## START GIVEN DATA
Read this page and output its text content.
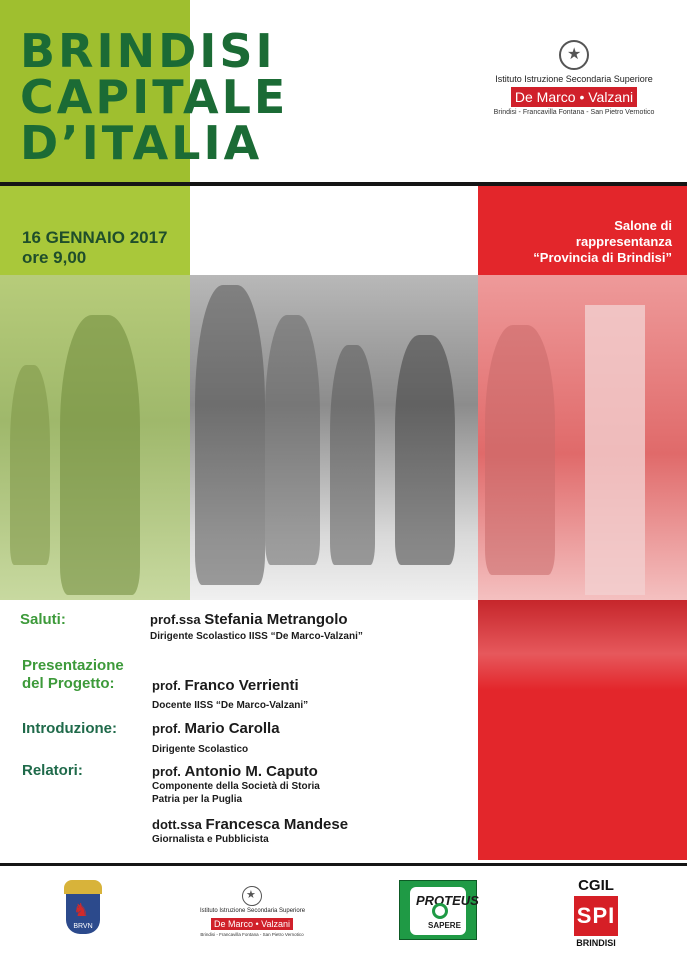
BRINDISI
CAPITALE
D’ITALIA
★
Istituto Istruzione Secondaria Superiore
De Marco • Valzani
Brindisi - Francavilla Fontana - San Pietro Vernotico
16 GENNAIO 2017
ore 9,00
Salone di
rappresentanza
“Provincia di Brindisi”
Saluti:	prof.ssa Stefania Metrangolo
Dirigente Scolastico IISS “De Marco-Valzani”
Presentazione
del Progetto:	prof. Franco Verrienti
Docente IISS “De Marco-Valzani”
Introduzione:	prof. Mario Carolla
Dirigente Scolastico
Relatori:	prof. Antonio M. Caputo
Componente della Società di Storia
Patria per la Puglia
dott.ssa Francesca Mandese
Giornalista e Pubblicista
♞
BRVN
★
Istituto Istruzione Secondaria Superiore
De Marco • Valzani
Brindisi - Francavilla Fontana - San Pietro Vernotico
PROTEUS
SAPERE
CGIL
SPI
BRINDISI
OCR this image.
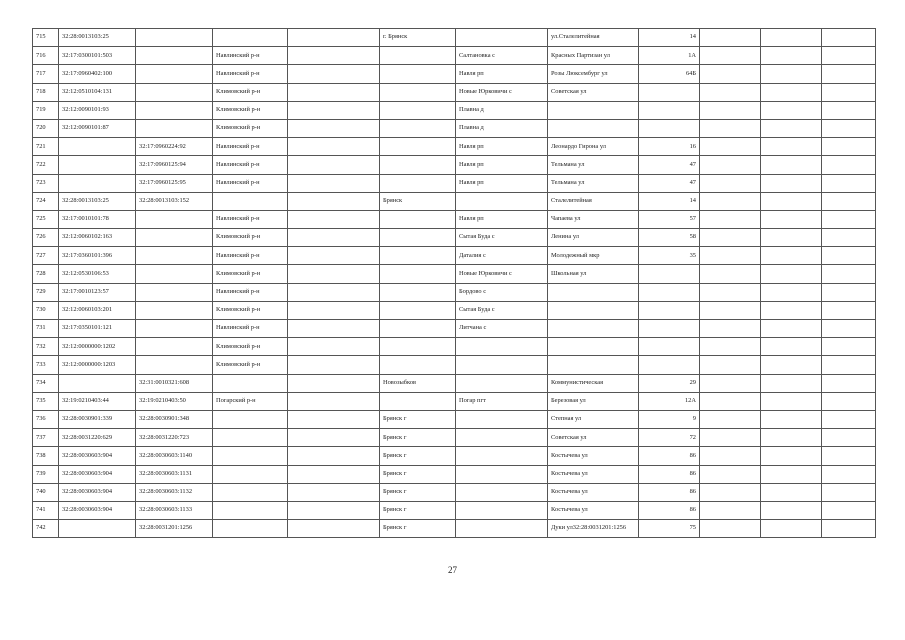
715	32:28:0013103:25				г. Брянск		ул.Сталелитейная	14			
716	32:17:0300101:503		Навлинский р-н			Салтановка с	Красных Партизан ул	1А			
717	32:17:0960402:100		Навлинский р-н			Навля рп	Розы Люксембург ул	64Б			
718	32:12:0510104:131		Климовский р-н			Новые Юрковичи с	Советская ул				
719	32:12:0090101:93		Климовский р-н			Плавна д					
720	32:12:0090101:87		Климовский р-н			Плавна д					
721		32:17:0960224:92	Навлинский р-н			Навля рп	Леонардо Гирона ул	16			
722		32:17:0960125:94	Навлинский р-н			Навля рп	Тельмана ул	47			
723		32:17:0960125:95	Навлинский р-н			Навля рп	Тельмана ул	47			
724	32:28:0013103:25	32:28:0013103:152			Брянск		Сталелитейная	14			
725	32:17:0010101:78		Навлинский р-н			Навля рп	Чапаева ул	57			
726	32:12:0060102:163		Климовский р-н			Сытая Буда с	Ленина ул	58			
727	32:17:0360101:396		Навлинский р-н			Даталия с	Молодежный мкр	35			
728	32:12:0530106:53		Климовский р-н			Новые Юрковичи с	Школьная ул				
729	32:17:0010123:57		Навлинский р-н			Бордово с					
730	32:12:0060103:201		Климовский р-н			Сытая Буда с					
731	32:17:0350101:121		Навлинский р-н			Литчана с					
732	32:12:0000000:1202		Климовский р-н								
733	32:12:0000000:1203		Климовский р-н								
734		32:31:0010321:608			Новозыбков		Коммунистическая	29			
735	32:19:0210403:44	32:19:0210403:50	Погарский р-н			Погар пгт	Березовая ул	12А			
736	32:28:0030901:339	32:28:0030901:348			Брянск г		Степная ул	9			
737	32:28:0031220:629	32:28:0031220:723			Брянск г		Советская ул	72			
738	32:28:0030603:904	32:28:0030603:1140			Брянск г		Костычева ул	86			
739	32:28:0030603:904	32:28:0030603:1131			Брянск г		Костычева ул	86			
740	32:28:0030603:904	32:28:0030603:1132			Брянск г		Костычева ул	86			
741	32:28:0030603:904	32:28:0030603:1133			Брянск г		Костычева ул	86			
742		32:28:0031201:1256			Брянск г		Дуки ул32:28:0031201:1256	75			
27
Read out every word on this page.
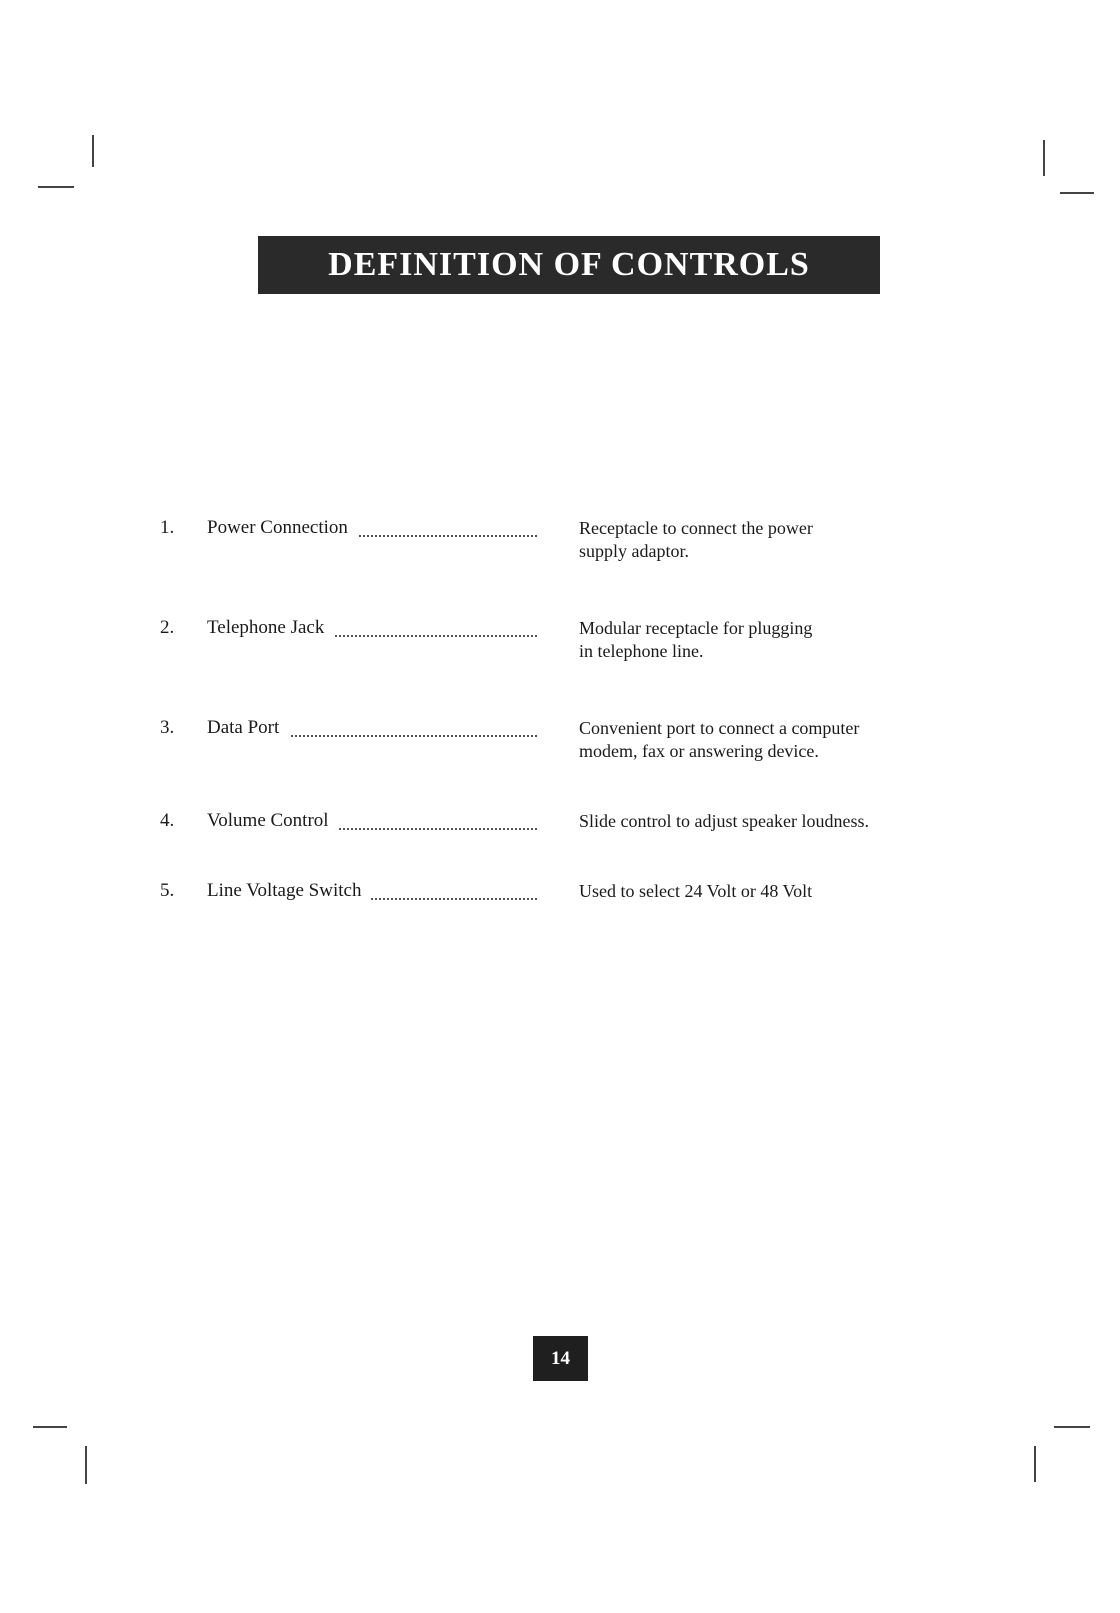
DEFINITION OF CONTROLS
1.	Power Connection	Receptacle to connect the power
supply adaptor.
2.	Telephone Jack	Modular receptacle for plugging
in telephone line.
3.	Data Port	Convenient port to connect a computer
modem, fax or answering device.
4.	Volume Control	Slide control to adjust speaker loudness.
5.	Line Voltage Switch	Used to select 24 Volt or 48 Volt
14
## END GIVEN DATA
### TASK DIRECTIONS
Report each line in the preceding entries that holds the string "Навля".

### OUTPUT BELOW
717	32:17:0960402:100		Навлинский р-н			Навля рп	Розы Люксембург ул	64Б			
721		32:17:0960224:92	Навлинский р-н			Навля рп	Леонардо Гирона ул	16			
722		32:17:0960125:94	Навлинский р-н			Навля рп	Тельмана ул	47			
723		32:17:0960125:95	Навлинский р-н			Навля рп	Тельмана ул	47			
725	32:17:0010101:78		Навлинский р-н			Навля рп	Чапаева ул	57			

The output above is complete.